**Brief**
Check each line below for the word "Mean", and copy those that have it.

Excerpts from a figure dataset:
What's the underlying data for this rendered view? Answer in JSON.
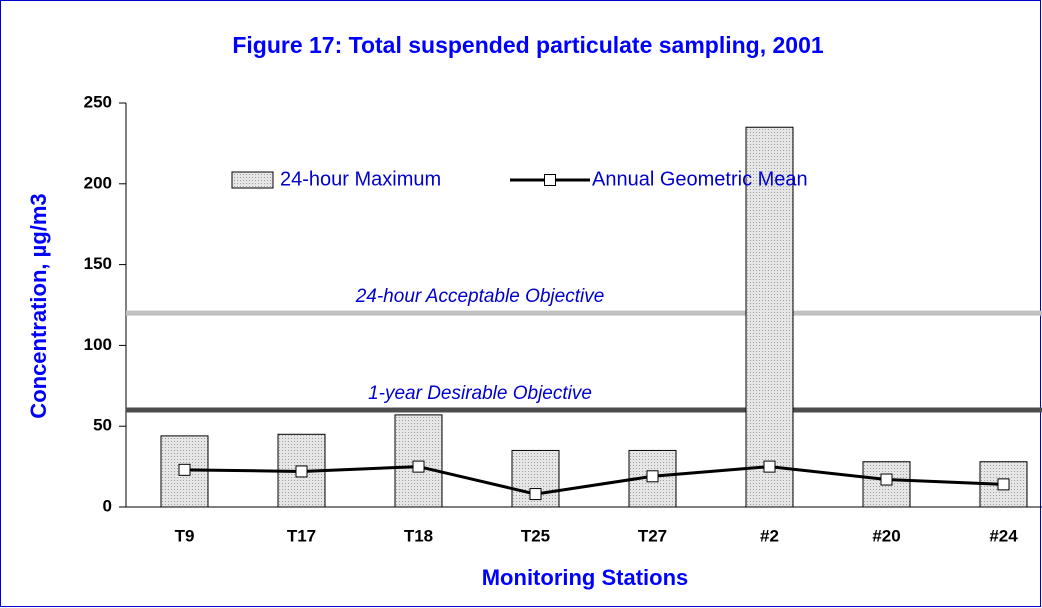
{
  "chart_data": {
    "type": "bar",
    "title": "Figure 17:  Total suspended particulate sampling, 2001",
    "x_label": "Monitoring  Stations",
    "y_label": "Concentration, µg/m3",
    "categories": [
      "T9",
      "T17",
      "T18",
      "T25",
      "T27",
      "#2",
      "#20",
      "#24"
    ],
    "series": [
      {
        "name": "24-hour  Maximum",
        "type": "bar",
        "color": "#d9d9d9",
        "values": [
          44,
          45,
          57,
          35,
          35,
          235,
          28,
          28
        ]
      },
      {
        "name": "Annual Geometric Mean",
        "type": "line",
        "color": "#000000",
        "values": [
          23,
          22,
          25,
          8,
          19,
          25,
          17,
          14
        ]
      }
    ],
    "reference_lines": [
      {
        "value": 120,
        "label": "24-hour  Acceptable  Objective",
        "color": "#c0c0c0"
      },
      {
        "value": 60,
        "label": "1-year  Desirable  Objective",
        "color": "#4d4d4d"
      }
    ],
    "ylim": [
      0,
      250
    ],
    "yticks": [
      0,
      50,
      100,
      150,
      200,
      250
    ]
  }
}
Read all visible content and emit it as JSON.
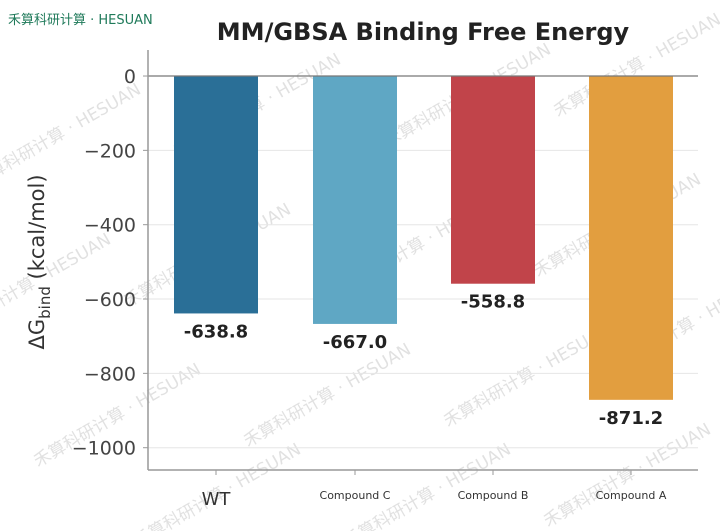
{
  "brand": "禾算科研计算 · HESUAN",
  "watermark_text": "禾算科研计算 · HESUAN",
  "chart_data": {
    "type": "bar",
    "title": "MM/GBSA Binding Free Energy",
    "ylabel": "ΔG",
    "ylabel_sub": "bind",
    "ylabel_unit": " (kcal/mol)",
    "xlabel": "",
    "categories": [
      "WT",
      "Compound C",
      "Compound B",
      "Compound A"
    ],
    "values": [
      -638.8,
      -667.0,
      -558.8,
      -871.2
    ],
    "value_labels": [
      "-638.8",
      "-667.0",
      "-558.8",
      "-871.2"
    ],
    "colors": [
      "#2a6f97",
      "#5fa7c4",
      "#c1444a",
      "#e29e3f"
    ],
    "ylim": [
      -1060,
      70
    ],
    "yticks": [
      0,
      -200,
      -400,
      -600,
      -800,
      -1000
    ],
    "ytick_labels": [
      "0",
      "−200",
      "−400",
      "−600",
      "−800",
      "−1000"
    ],
    "grid": true,
    "legend": false
  }
}
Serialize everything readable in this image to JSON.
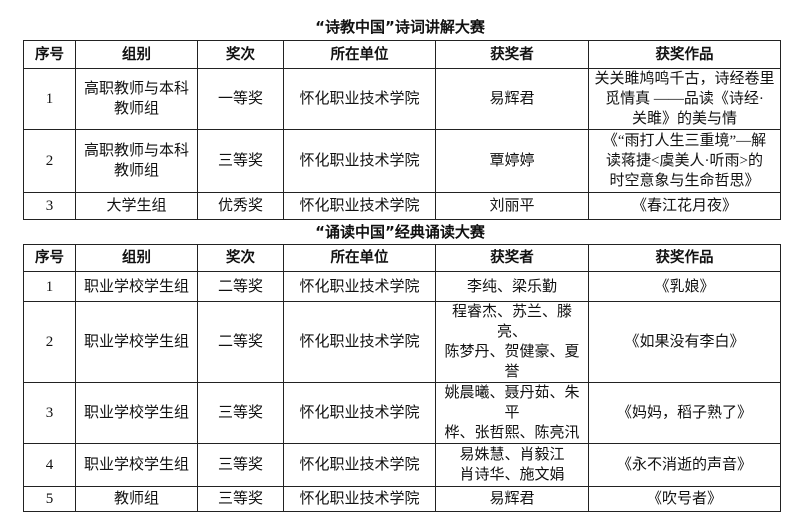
{
  "tables": [
    {
      "title": "“诗教中国”诗词讲解大赛",
      "headers": [
        "序号",
        "组别",
        "奖次",
        "所在单位",
        "获奖者",
        "获奖作品"
      ],
      "rows": [
        {
          "no": "1",
          "group": "高职教师与本科\n教师组",
          "award": "一等奖",
          "unit": "怀化职业技术学院",
          "winner": "易辉君",
          "work": "关关雎鸠鸣千古，诗经卷里\n觅情真 ——品读《诗经·\n关雎》的美与情"
        },
        {
          "no": "2",
          "group": "高职教师与本科\n教师组",
          "award": "三等奖",
          "unit": "怀化职业技术学院",
          "winner": "覃婷婷",
          "work": "《“雨打人生三重境”—解\n读蒋捷<虞美人·听雨>的\n时空意象与生命哲思》"
        },
        {
          "no": "3",
          "group": "大学生组",
          "award": "优秀奖",
          "unit": "怀化职业技术学院",
          "winner": "刘丽平",
          "work": "《春江花月夜》"
        }
      ]
    },
    {
      "title": "“诵读中国”经典诵读大赛",
      "headers": [
        "序号",
        "组别",
        "奖次",
        "所在单位",
        "获奖者",
        "获奖作品"
      ],
      "rows": [
        {
          "no": "1",
          "group": "职业学校学生组",
          "award": "二等奖",
          "unit": "怀化职业技术学院",
          "winner": "李纯、梁乐勤",
          "work": "《乳娘》"
        },
        {
          "no": "2",
          "group": "职业学校学生组",
          "award": "二等奖",
          "unit": "怀化职业技术学院",
          "winner": "程睿杰、苏兰、滕亮、\n陈梦丹、贺健豪、夏誉",
          "work": "《如果没有李白》"
        },
        {
          "no": "3",
          "group": "职业学校学生组",
          "award": "三等奖",
          "unit": "怀化职业技术学院",
          "winner": "姚晨曦、聂丹茹、朱平\n桦、张哲熙、陈亮汛",
          "work": "《妈妈，稻子熟了》"
        },
        {
          "no": "4",
          "group": "职业学校学生组",
          "award": "三等奖",
          "unit": "怀化职业技术学院",
          "winner": "易姝慧、肖毅江\n肖诗华、施文娟",
          "work": "《永不消逝的声音》"
        },
        {
          "no": "5",
          "group": "教师组",
          "award": "三等奖",
          "unit": "怀化职业技术学院",
          "winner": "易辉君",
          "work": "《吹号者》"
        }
      ]
    }
  ]
}
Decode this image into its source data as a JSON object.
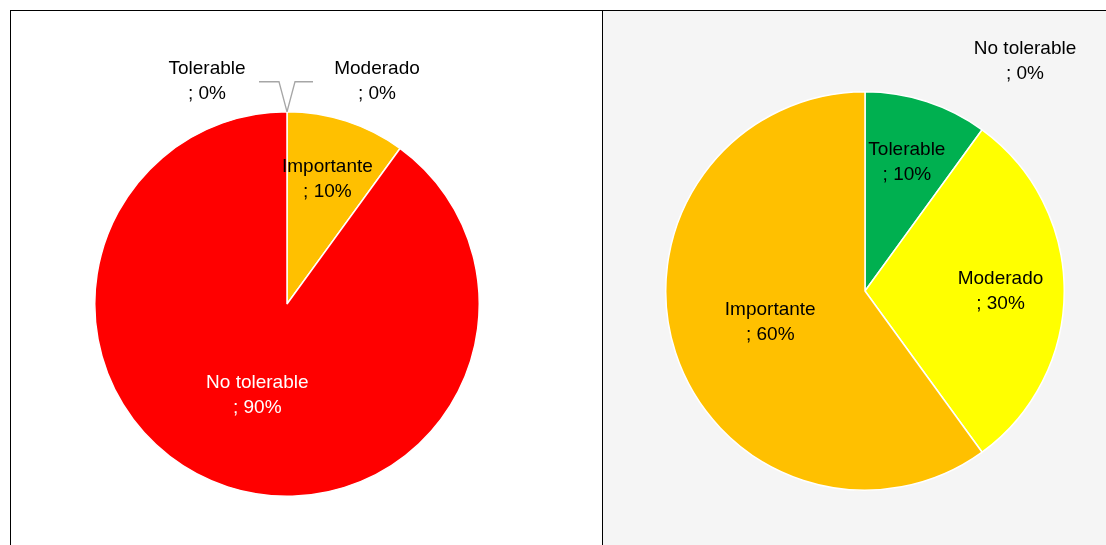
{
  "chart_data": [
    {
      "type": "pie",
      "categories": [
        "Tolerable",
        "Moderado",
        "Importante",
        "No tolerable"
      ],
      "values": [
        0,
        0,
        10,
        90
      ],
      "colors": [
        "#00b050",
        "#ffff00",
        "#ffc000",
        "#ff0000"
      ],
      "value_labels": [
        "; 0%",
        "; 0%",
        "; 10%",
        "; 90%"
      ],
      "legend": false
    },
    {
      "type": "pie",
      "categories": [
        "Tolerable",
        "Moderado",
        "Importante",
        "No tolerable"
      ],
      "values": [
        10,
        30,
        60,
        0
      ],
      "colors": [
        "#00b050",
        "#ffff00",
        "#ffc000",
        "#ff0000"
      ],
      "value_labels": [
        "; 10%",
        "; 30%",
        "; 60%",
        "; 0%"
      ],
      "legend": false
    }
  ]
}
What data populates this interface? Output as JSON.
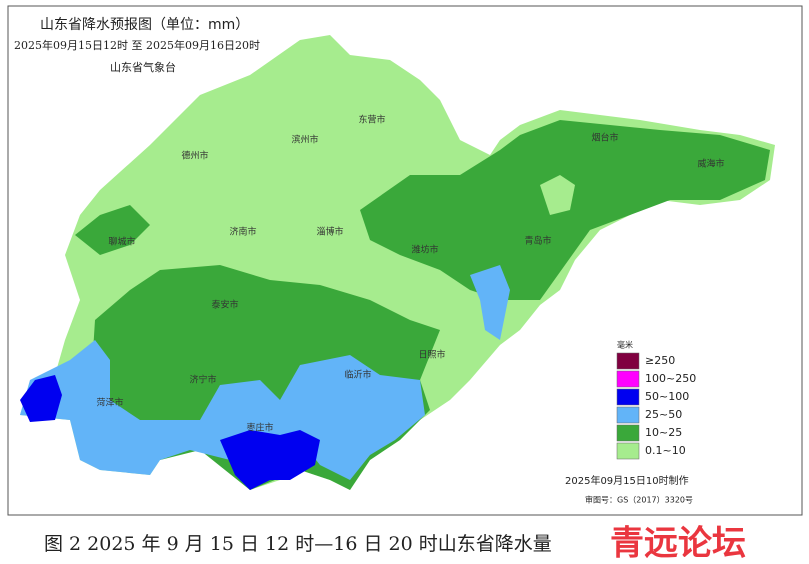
{
  "map": {
    "title": "山东省降水预报图（单位：mm）",
    "period": "2025年09月15日12时  至  2025年09月16日20时",
    "issuer": "山东省气象台",
    "cities": [
      "德州市",
      "滨州市",
      "东营市",
      "烟台市",
      "威海市",
      "聊城市",
      "济南市",
      "淄博市",
      "潍坊市",
      "青岛市",
      "泰安市",
      "日照市",
      "济宁市",
      "临沂市",
      "菏泽市",
      "枣庄市"
    ],
    "legend": {
      "unit": "毫米",
      "items": [
        {
          "label": "≥250",
          "color": "#800040"
        },
        {
          "label": "100~250",
          "color": "#ff00ff"
        },
        {
          "label": "50~100",
          "color": "#0000f0"
        },
        {
          "label": "25~50",
          "color": "#62b4f8"
        },
        {
          "label": "10~25",
          "color": "#3aa83a"
        },
        {
          "label": "0.1~10",
          "color": "#a6ec8e"
        }
      ]
    },
    "made": "2025年09月15日10时制作",
    "approval": "审图号：GS（2017）3320号"
  },
  "caption": "图 2 2025 年 9 月 15 日 12 时—16 日 20 时山东省降水量",
  "watermark": "青远论坛"
}
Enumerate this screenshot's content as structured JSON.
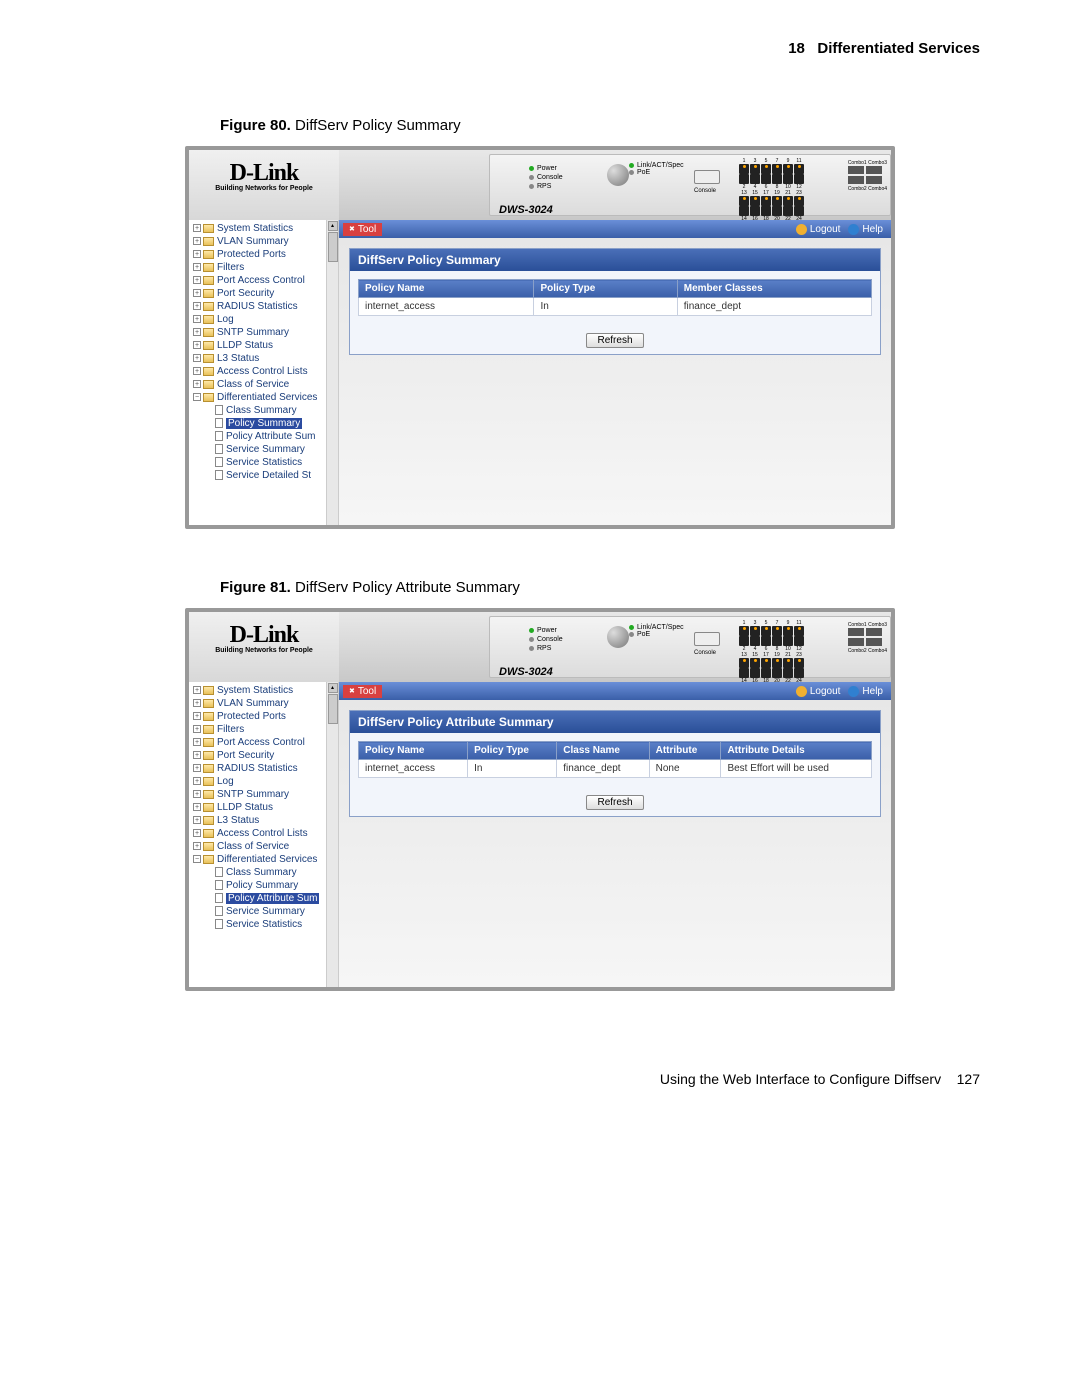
{
  "header": {
    "chapter_num": "18",
    "chapter_title": "Differentiated Services"
  },
  "footer": {
    "text": "Using the Web Interface to Configure Diffserv",
    "page_num": "127"
  },
  "figures": [
    {
      "label": "Figure 80.",
      "title": "DiffServ Policy Summary"
    },
    {
      "label": "Figure 81.",
      "title": "DiffServ Policy Attribute Summary"
    }
  ],
  "brand": {
    "name": "D-Link",
    "tagline": "Building Networks for People",
    "model": "DWS-3024"
  },
  "device": {
    "leds": [
      "Power",
      "Console",
      "RPS"
    ],
    "linkact": "Link/ACT/Spec",
    "poe": "PoE",
    "console": "Console",
    "combo_labels": [
      "Combo1 Combo3",
      "Combo2 Combo4"
    ],
    "port_nums_top": [
      "1",
      "3",
      "5",
      "7",
      "9",
      "11"
    ],
    "port_nums_bot": [
      "2",
      "4",
      "6",
      "8",
      "10",
      "12"
    ],
    "port_nums_top2": [
      "13",
      "15",
      "17",
      "19",
      "21",
      "23"
    ],
    "port_nums_bot2": [
      "14",
      "16",
      "18",
      "20",
      "22",
      "24"
    ]
  },
  "toolbar": {
    "tool": "Tool",
    "logout": "Logout",
    "help": "Help"
  },
  "tree_common": [
    "System Statistics",
    "VLAN Summary",
    "Protected Ports",
    "Filters",
    "Port Access Control",
    "Port Security",
    "RADIUS Statistics",
    "Log",
    "SNTP Summary",
    "LLDP Status",
    "L3 Status",
    "Access Control Lists",
    "Class of Service",
    "Differentiated Services"
  ],
  "tree_sub_80": [
    "Class Summary",
    "Policy Summary",
    "Policy Attribute Sum",
    "Service Summary",
    "Service Statistics",
    "Service Detailed St"
  ],
  "tree_sub_81": [
    "Class Summary",
    "Policy Summary",
    "Policy Attribute Sum",
    "Service Summary",
    "Service Statistics"
  ],
  "panel80": {
    "title": "DiffServ Policy Summary",
    "columns": [
      "Policy Name",
      "Policy Type",
      "Member Classes"
    ],
    "rows": [
      [
        "internet_access",
        "In",
        "finance_dept"
      ]
    ],
    "refresh": "Refresh"
  },
  "panel81": {
    "title": "DiffServ Policy Attribute Summary",
    "columns": [
      "Policy Name",
      "Policy Type",
      "Class Name",
      "Attribute",
      "Attribute Details"
    ],
    "rows": [
      [
        "internet_access",
        "In",
        "finance_dept",
        "None",
        "Best Effort will be used"
      ]
    ],
    "refresh": "Refresh"
  },
  "selected80": "Policy Summary",
  "selected81": "Policy Attribute Sum"
}
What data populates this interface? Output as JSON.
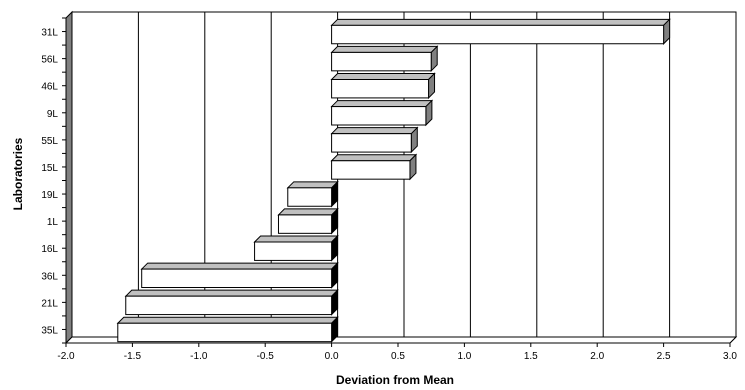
{
  "chart_data": {
    "type": "bar",
    "orientation": "horizontal",
    "title": "",
    "xlabel": "Deviation from Mean",
    "ylabel": "Laboratories",
    "xlim": [
      -2.0,
      3.0
    ],
    "x_ticks": [
      "-2.0",
      "-1.5",
      "-1.0",
      "-0.5",
      "0.0",
      "0.5",
      "1.0",
      "1.5",
      "2.0",
      "2.5",
      "3.0"
    ],
    "grid": true,
    "legend": "none",
    "categories": [
      "31L",
      "56L",
      "46L",
      "9L",
      "55L",
      "15L",
      "19L",
      "1L",
      "16L",
      "36L",
      "21L",
      "35L"
    ],
    "values": [
      2.5,
      0.75,
      0.73,
      0.71,
      0.6,
      0.59,
      -0.33,
      -0.4,
      -0.58,
      -1.43,
      -1.55,
      -1.61
    ],
    "colors": {
      "bar_front": "#ffffff",
      "bar_top": "#c0c0c0",
      "bar_side_positive": "#808080",
      "bar_side_negative": "#000000",
      "wall": "#808080"
    }
  }
}
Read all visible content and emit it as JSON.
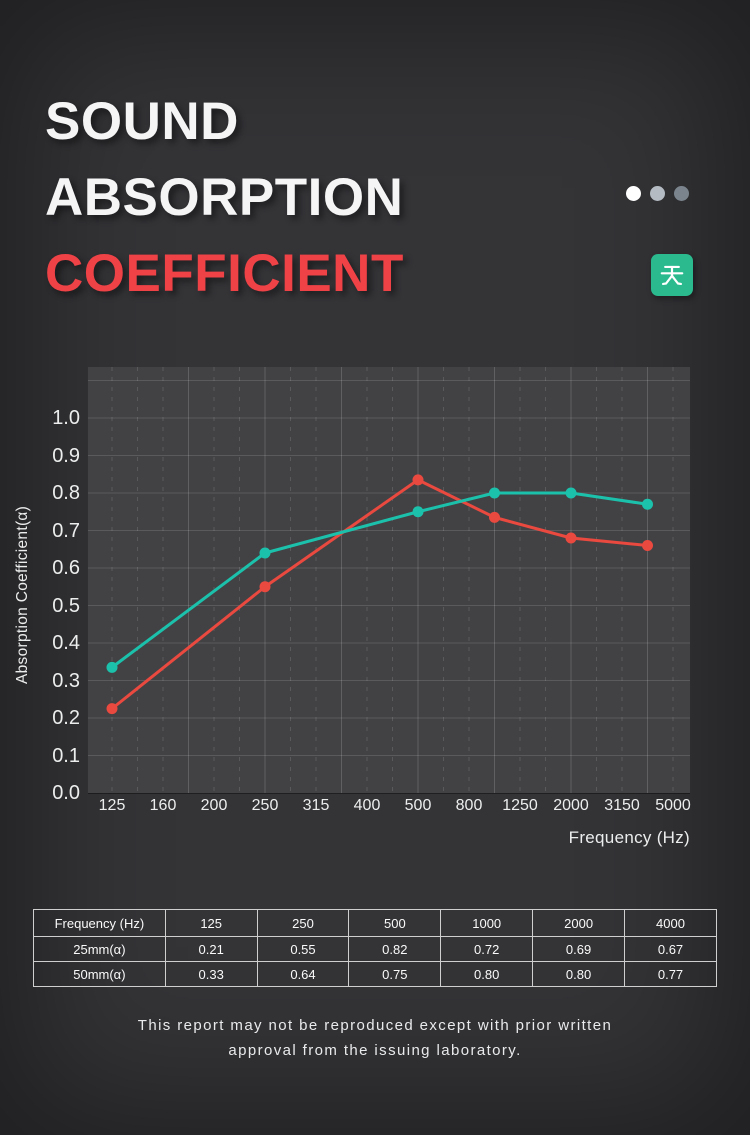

**Output**
        "name": "Annual Geometric Mean",
    "xlabel": "Deviation from Mean",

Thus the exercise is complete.